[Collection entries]
━━━━
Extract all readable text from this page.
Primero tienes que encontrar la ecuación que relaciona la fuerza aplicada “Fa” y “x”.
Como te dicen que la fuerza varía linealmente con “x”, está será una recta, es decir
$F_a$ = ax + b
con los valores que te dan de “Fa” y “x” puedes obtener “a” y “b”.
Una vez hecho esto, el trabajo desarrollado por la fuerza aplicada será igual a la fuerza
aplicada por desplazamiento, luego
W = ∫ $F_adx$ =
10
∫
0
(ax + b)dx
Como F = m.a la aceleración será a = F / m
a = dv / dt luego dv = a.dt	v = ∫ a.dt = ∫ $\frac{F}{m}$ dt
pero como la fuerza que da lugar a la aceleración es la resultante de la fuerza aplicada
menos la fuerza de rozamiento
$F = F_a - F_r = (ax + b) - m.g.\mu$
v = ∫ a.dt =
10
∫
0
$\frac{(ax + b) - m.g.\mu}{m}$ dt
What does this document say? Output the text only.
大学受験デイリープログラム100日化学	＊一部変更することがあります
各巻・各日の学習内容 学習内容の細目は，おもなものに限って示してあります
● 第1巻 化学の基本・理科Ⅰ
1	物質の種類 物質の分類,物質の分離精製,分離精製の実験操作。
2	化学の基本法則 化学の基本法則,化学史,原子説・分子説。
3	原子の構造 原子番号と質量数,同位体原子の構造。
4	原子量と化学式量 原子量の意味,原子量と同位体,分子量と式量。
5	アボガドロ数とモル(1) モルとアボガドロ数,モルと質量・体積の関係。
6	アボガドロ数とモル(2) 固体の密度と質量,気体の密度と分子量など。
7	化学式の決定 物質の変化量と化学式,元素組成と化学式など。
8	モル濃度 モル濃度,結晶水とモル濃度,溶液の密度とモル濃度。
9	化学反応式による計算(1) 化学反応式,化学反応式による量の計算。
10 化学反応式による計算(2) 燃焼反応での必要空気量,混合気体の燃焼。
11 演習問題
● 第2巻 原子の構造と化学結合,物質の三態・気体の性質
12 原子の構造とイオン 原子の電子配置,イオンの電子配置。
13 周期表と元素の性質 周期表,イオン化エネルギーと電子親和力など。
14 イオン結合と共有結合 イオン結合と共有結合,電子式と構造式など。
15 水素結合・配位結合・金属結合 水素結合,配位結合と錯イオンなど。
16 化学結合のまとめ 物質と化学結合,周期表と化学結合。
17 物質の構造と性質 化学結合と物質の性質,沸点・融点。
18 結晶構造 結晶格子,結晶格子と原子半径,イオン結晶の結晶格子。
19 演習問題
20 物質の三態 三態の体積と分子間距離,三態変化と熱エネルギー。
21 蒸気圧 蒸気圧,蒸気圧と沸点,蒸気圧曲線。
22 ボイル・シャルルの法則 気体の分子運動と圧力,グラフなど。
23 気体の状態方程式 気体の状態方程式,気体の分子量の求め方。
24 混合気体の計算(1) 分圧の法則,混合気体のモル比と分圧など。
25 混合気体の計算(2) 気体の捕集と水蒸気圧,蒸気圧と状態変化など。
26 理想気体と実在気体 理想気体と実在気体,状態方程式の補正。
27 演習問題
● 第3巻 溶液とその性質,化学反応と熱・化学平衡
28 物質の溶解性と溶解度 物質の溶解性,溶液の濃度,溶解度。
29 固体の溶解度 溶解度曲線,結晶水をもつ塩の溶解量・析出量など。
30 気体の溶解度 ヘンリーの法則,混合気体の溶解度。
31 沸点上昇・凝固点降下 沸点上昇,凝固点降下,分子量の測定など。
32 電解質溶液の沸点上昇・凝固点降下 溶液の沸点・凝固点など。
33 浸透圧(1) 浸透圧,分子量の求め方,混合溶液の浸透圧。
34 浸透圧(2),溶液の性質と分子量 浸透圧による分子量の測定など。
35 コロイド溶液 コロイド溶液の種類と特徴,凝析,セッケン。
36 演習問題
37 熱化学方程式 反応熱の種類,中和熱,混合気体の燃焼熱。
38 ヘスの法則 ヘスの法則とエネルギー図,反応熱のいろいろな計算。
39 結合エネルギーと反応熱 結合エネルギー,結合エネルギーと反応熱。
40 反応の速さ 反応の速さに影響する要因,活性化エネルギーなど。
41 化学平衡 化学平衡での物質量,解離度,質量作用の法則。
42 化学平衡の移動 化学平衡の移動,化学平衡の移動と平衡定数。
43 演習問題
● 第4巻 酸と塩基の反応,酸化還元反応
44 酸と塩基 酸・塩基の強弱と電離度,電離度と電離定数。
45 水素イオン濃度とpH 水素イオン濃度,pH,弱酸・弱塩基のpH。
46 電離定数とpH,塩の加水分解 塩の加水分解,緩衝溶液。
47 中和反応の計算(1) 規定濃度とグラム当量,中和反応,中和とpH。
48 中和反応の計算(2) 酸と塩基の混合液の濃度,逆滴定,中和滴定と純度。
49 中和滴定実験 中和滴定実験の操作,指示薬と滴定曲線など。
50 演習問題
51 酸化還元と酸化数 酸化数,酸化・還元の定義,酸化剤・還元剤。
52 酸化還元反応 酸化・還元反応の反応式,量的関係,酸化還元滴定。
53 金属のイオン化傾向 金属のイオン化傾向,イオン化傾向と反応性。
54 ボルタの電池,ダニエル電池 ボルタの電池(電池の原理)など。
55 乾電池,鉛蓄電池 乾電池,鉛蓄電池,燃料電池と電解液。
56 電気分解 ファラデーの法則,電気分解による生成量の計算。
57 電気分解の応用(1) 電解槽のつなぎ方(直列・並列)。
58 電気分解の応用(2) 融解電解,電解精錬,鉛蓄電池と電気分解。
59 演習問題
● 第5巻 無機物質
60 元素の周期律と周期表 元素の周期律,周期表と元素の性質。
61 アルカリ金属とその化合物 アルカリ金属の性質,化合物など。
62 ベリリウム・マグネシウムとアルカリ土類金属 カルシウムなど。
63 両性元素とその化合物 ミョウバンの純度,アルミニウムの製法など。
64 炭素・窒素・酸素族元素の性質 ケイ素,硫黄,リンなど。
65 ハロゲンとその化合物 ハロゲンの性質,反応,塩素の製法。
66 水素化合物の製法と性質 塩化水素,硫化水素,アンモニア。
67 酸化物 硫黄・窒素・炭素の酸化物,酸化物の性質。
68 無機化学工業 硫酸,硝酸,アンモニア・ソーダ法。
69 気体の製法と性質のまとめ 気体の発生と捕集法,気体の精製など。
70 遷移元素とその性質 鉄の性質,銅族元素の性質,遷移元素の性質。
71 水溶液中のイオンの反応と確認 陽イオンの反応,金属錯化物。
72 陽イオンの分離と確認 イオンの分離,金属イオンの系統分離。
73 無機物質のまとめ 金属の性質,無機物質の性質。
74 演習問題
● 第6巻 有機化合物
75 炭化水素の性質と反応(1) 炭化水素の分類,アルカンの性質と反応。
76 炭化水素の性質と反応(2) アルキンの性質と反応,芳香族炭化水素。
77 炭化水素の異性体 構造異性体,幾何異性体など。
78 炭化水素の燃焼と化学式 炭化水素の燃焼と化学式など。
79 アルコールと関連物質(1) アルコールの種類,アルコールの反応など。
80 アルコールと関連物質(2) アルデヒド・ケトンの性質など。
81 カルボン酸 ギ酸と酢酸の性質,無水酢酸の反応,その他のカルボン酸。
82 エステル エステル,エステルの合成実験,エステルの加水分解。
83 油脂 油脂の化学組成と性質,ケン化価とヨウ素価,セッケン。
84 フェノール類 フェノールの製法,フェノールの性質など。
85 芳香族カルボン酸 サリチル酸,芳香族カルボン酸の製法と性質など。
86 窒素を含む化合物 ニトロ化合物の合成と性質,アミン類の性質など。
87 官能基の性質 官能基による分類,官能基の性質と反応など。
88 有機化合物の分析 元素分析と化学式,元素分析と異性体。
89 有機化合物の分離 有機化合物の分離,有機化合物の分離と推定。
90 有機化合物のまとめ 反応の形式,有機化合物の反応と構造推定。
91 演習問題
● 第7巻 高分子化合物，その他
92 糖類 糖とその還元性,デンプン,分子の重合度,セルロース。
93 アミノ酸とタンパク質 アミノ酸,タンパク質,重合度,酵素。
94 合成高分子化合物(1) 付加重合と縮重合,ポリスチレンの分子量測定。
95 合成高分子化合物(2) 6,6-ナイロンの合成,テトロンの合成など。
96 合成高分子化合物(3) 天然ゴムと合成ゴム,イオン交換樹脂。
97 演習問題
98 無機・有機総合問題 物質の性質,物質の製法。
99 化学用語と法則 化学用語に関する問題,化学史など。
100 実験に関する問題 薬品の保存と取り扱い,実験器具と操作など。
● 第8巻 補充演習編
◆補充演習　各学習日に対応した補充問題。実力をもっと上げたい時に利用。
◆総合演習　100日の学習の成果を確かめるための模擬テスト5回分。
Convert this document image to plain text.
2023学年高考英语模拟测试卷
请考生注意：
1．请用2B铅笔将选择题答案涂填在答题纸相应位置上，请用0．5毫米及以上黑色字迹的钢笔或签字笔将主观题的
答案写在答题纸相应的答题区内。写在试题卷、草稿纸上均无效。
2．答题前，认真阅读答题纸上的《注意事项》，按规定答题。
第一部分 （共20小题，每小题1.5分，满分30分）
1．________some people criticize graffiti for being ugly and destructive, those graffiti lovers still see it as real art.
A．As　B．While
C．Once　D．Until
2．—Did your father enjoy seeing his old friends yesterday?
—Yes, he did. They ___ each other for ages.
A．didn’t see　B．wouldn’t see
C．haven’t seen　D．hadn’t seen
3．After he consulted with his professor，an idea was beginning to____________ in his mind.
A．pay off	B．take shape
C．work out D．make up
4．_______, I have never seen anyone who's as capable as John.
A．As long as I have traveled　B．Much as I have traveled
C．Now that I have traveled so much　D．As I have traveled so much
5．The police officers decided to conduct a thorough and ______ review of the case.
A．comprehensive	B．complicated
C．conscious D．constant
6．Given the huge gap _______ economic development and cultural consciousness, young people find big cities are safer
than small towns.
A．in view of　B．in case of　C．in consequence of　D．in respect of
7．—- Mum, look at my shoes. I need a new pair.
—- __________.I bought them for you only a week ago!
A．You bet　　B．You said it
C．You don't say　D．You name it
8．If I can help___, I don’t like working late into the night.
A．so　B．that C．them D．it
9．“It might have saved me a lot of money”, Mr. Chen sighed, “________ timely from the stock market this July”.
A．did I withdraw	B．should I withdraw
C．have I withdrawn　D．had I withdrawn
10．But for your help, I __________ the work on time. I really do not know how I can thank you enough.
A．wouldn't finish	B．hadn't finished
━━━━
## [Prompt]
Read the entries and show each line that mentions "アンモニア".

## [Written answer]
66 水素化合物の製法と性質 塩化水素,硫化水素,アンモニア。
68 無機化学工業 硫酸,硝酸,アンモニア・ソーダ法。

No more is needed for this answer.